Work required
The required result is the exact run of lines beginning at the one containing "Extract all readable text from this page." and ending at the last line of the entries.

Extracted entries

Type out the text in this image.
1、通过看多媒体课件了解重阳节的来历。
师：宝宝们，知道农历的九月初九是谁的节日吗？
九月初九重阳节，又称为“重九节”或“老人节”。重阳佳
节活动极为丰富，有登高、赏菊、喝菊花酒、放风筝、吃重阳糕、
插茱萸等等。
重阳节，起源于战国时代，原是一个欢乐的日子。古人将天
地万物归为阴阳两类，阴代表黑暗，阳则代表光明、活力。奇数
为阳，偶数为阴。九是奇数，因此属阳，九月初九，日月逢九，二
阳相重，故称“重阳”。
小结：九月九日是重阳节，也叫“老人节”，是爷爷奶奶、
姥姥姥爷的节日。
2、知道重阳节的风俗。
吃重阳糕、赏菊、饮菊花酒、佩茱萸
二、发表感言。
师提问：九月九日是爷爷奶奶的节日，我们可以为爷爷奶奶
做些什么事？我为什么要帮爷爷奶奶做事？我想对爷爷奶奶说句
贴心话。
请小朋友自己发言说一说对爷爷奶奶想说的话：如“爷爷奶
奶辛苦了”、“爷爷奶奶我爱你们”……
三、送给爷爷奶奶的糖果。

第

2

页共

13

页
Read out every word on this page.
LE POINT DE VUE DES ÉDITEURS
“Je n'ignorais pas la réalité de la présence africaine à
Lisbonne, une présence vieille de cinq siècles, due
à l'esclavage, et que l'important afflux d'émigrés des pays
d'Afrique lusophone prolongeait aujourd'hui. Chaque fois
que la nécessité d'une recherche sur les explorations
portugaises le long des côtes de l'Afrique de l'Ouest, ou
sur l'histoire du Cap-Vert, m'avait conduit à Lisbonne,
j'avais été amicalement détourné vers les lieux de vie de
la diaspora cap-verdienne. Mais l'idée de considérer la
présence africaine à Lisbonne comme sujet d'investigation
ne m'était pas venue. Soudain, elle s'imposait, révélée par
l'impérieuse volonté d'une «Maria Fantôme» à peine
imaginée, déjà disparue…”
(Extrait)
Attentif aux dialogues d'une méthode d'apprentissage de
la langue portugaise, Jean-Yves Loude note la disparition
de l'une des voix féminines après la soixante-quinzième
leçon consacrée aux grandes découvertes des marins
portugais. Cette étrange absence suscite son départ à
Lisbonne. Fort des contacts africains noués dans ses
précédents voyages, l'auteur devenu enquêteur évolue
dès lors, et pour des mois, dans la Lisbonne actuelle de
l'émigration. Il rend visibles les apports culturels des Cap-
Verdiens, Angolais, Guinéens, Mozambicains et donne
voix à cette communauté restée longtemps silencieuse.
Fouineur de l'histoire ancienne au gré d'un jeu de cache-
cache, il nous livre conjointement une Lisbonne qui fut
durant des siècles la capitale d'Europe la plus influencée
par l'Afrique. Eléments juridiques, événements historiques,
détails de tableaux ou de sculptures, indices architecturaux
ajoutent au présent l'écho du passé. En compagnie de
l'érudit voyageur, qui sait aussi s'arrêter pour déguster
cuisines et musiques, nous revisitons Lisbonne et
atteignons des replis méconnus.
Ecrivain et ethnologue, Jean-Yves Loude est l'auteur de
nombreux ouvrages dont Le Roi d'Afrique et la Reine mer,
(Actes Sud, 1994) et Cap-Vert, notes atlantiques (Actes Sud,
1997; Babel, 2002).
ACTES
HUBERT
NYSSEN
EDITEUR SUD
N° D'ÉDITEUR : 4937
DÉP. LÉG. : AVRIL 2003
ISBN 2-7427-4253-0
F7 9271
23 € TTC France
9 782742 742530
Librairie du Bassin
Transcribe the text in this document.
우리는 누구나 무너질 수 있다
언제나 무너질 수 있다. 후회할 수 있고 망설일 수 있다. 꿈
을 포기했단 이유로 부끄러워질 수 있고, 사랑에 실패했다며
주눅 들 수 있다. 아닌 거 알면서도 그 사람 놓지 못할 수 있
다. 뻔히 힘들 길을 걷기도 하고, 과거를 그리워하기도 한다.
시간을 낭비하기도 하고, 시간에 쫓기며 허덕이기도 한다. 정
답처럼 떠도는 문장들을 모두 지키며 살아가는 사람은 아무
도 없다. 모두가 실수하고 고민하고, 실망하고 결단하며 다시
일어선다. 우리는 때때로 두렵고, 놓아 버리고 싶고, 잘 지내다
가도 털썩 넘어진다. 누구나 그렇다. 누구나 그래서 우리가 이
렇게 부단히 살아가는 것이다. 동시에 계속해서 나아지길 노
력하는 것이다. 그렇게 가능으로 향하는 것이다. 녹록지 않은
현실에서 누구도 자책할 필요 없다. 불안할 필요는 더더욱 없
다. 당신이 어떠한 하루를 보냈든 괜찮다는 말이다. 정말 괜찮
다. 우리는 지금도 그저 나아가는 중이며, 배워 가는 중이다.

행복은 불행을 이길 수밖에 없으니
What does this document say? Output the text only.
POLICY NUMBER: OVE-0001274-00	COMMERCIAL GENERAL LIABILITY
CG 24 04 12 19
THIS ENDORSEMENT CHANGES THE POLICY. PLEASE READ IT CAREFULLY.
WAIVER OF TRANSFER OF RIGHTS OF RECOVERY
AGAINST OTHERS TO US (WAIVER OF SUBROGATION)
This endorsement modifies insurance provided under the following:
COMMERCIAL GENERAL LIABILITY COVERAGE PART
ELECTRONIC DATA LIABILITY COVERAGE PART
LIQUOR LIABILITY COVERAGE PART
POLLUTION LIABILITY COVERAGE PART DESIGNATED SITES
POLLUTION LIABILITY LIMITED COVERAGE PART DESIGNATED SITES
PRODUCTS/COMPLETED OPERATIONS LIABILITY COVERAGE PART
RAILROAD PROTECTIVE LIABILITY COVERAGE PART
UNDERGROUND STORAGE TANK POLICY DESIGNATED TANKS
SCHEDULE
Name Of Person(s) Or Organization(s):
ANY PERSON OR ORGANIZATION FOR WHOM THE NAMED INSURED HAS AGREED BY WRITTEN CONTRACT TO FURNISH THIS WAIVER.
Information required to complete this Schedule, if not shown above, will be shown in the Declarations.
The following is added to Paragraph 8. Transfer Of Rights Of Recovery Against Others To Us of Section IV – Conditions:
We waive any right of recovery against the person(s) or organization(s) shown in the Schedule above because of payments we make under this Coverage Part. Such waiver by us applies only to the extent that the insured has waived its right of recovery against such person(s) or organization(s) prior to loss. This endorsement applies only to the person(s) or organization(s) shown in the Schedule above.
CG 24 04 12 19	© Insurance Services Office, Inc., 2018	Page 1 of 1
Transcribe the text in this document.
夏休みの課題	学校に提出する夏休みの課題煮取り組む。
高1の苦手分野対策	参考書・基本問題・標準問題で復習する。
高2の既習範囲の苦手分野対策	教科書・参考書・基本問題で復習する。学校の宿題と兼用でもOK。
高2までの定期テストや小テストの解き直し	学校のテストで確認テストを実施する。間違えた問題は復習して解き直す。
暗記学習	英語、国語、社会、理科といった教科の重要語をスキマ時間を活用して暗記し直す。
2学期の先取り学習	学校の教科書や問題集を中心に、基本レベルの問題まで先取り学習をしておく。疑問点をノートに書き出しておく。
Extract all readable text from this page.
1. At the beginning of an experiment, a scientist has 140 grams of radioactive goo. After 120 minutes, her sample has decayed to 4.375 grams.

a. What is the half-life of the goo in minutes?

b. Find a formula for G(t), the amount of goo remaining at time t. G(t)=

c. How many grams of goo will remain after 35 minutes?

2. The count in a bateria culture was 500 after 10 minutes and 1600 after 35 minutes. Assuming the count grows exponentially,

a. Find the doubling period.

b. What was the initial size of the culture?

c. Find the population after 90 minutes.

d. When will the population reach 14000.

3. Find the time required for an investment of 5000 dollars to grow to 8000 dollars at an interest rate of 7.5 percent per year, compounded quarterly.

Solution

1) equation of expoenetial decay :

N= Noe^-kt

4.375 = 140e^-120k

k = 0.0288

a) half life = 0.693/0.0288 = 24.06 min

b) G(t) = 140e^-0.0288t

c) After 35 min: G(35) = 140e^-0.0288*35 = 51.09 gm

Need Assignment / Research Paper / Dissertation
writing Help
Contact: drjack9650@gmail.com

Output of the exercise
Extract all readable text from this page.
1. At the beginning of an experiment, a scientist has 140 grams of radioactive goo. After 120 minutes, her sample has decayed to 4.375 grams.

a. What is the half-life of the goo in minutes?

b. Find a formula for G(t), the amount of goo remaining at time t. G(t)=

c. How many grams of goo will remain after 35 minutes?

2. The count in a bateria culture was 500 after 10 minutes and 1600 after 35 minutes. Assuming the count grows exponentially,

a. Find the doubling period.

b. What was the initial size of the culture?

c. Find the population after 90 minutes.

d. When will the population reach 14000.

3. Find the time required for an investment of 5000 dollars to grow to 8000 dollars at an interest rate of 7.5 percent per year, compounded quarterly.

Solution

1) equation of expoenetial decay :

N= Noe^-kt

4.375 = 140e^-120k

k = 0.0288

a) half life = 0.693/0.0288 = 24.06 min

b) G(t) = 140e^-0.0288t

c) After 35 min: G(35) = 140e^-0.0288*35 = 51.09 gm

Need Assignment / Research Paper / Dissertation
writing Help
Contact: drjack9650@gmail.com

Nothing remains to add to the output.